- _WHAT TO PRODUCE_:
Across the entries below, how many lines contain the word "τους"? Give the number alone.

(Saved entries)
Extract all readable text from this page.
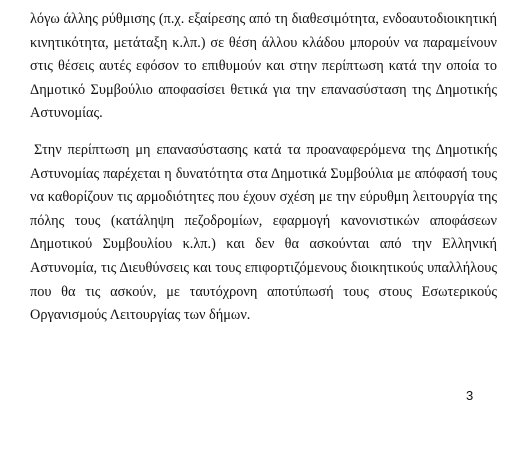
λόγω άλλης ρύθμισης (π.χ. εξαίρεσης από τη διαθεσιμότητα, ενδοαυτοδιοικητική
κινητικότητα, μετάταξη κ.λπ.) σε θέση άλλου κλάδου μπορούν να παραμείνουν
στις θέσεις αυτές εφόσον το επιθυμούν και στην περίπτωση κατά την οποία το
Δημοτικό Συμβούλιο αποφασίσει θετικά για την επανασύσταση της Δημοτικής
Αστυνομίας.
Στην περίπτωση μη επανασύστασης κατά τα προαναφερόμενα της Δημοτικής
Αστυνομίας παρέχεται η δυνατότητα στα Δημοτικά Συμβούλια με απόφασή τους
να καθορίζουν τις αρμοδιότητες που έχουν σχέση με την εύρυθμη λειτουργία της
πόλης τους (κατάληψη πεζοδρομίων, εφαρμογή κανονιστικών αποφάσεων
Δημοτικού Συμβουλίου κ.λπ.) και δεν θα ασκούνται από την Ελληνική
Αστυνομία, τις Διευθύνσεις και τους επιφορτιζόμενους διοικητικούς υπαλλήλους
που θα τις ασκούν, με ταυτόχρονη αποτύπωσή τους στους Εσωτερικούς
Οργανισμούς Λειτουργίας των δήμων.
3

- _SOLUTION TO THIS EXERCISE_:
4